**Given problem**
Determine how many lines of the entries contain "name". Reply with that number alone.

**Material for this task**
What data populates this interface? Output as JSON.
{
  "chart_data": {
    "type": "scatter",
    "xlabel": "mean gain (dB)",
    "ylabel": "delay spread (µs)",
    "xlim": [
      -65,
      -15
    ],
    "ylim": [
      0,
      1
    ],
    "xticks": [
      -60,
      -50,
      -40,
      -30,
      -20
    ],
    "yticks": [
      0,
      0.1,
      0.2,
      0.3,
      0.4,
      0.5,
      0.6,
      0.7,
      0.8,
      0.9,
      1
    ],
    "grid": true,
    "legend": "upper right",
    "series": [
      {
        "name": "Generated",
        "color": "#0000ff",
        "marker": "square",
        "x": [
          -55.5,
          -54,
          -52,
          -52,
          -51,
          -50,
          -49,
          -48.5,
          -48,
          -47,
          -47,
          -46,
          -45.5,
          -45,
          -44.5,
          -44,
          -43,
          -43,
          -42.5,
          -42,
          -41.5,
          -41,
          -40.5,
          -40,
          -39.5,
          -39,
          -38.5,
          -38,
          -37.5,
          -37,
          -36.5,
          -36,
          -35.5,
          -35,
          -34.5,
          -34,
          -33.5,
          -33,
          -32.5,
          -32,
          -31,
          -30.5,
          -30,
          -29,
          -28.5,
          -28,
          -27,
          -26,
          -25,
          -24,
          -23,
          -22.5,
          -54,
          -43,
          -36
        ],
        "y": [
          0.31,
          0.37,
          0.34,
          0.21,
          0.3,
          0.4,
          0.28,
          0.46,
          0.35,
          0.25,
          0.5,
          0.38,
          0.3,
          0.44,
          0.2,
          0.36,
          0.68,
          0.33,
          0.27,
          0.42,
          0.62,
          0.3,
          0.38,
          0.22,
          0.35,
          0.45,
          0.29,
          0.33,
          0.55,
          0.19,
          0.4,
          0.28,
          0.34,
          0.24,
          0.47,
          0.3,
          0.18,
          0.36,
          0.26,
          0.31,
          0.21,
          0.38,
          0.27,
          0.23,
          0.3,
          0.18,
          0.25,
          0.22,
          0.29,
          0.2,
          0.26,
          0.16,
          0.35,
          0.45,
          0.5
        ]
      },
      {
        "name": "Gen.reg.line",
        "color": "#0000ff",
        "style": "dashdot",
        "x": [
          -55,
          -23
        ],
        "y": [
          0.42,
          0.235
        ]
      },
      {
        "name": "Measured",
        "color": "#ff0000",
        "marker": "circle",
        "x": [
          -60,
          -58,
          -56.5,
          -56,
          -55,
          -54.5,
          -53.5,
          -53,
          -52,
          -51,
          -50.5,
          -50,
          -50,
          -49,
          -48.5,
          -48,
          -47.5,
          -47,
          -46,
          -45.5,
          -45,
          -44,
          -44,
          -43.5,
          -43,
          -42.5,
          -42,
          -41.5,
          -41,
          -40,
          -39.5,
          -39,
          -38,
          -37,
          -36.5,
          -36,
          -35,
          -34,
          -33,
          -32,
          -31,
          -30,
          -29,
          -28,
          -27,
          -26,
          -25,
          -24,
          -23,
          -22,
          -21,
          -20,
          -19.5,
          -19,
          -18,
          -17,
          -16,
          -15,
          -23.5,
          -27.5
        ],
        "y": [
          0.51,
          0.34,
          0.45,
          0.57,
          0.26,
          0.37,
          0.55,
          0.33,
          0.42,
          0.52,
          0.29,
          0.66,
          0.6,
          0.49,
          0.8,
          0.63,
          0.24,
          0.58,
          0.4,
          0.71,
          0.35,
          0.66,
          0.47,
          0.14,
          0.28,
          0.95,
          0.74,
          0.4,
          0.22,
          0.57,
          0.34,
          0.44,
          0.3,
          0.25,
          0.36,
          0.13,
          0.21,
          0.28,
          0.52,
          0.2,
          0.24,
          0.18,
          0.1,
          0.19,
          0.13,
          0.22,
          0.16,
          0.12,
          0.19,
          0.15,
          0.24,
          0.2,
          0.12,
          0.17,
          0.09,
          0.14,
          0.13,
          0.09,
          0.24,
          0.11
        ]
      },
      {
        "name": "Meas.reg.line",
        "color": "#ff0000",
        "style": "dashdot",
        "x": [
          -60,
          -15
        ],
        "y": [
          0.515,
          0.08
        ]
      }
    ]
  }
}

**Solution for this exercise**
4